Stated task.
Where a line below holds the string "gemme", copy that line.

Data shown.
=====

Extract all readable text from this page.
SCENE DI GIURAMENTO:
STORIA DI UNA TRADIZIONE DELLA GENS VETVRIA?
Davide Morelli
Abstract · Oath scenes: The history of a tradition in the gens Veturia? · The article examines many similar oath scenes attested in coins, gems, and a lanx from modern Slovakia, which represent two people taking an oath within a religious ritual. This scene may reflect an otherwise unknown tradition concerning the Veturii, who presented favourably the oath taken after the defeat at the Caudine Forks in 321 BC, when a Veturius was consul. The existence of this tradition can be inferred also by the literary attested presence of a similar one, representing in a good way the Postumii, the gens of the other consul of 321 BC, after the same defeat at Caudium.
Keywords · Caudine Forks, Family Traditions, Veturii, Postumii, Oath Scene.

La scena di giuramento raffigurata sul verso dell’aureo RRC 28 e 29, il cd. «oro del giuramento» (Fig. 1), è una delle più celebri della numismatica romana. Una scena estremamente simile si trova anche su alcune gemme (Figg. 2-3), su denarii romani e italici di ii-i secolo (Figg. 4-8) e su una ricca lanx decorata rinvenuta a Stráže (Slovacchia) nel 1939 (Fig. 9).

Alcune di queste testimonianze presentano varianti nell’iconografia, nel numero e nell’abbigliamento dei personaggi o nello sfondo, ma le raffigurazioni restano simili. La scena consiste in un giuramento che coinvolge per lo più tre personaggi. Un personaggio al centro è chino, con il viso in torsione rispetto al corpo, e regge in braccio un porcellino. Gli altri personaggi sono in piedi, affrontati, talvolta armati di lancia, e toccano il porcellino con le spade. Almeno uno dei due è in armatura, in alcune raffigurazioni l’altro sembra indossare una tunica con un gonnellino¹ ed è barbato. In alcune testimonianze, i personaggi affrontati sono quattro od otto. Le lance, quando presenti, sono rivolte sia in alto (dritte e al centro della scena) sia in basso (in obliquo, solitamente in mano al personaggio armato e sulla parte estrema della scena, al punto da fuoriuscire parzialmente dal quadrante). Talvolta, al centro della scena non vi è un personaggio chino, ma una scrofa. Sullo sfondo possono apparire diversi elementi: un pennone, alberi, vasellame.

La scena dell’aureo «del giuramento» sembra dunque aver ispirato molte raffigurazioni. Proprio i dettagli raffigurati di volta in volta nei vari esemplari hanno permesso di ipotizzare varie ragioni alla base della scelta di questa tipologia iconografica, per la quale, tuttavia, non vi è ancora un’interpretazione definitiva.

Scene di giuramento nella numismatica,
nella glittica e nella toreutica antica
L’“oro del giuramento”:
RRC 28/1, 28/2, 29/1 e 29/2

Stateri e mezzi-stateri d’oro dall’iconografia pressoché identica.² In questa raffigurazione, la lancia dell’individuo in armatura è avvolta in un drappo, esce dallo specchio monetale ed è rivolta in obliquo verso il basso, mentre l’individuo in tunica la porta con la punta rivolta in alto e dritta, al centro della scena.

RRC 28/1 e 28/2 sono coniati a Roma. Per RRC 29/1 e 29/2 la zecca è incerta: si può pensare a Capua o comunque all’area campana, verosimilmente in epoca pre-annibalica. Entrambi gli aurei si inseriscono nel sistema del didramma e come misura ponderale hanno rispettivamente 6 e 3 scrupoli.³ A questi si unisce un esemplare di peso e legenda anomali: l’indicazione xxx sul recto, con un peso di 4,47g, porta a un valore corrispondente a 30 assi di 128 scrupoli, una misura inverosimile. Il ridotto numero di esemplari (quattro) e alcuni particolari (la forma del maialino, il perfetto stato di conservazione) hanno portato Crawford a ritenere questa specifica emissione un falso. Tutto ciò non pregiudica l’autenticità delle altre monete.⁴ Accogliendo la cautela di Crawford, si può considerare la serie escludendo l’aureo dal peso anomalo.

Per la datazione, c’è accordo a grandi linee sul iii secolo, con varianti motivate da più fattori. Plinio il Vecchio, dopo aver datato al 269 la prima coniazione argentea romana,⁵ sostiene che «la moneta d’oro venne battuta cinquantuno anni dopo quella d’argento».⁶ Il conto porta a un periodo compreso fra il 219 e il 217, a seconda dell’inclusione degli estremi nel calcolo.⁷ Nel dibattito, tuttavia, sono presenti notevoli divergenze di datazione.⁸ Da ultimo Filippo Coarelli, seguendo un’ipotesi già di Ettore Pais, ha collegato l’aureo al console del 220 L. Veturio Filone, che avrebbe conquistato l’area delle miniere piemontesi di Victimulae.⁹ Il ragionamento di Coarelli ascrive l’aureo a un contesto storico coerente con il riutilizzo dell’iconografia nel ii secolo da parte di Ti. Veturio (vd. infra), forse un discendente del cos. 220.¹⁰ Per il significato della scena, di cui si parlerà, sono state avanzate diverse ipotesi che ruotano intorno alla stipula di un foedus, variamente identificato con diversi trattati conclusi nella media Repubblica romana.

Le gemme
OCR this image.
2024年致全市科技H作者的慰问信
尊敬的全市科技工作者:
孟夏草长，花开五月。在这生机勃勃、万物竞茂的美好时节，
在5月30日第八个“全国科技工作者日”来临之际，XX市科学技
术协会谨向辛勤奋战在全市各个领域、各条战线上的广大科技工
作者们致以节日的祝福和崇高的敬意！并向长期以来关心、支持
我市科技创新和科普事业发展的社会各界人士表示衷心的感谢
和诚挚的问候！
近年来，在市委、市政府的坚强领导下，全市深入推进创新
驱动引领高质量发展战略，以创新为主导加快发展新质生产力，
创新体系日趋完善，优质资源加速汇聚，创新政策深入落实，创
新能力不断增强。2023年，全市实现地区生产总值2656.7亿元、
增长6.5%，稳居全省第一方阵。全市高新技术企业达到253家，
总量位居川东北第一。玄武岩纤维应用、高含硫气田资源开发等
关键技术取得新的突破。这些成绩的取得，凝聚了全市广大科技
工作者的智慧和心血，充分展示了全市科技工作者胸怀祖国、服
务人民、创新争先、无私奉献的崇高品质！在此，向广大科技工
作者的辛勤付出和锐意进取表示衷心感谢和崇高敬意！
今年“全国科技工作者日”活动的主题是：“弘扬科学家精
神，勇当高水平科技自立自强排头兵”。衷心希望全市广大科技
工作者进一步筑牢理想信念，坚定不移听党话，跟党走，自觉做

=====

Solution for this exercise.
La scena di giuramento raffigurata sul verso dell’aureo RRC 28 e 29, il cd. «oro del giuramento» (Fig. 1), è una delle più celebri della numismatica romana. Una scena estremamente simile si trova anche su alcune gemme (Figg. 2-3), su denarii romani e italici di ii-i secolo (Figg. 4-8) e su una ricca lanx decorata rinvenuta a Stráže (Slovacchia) nel 1939 (Fig. 9).
Le gemme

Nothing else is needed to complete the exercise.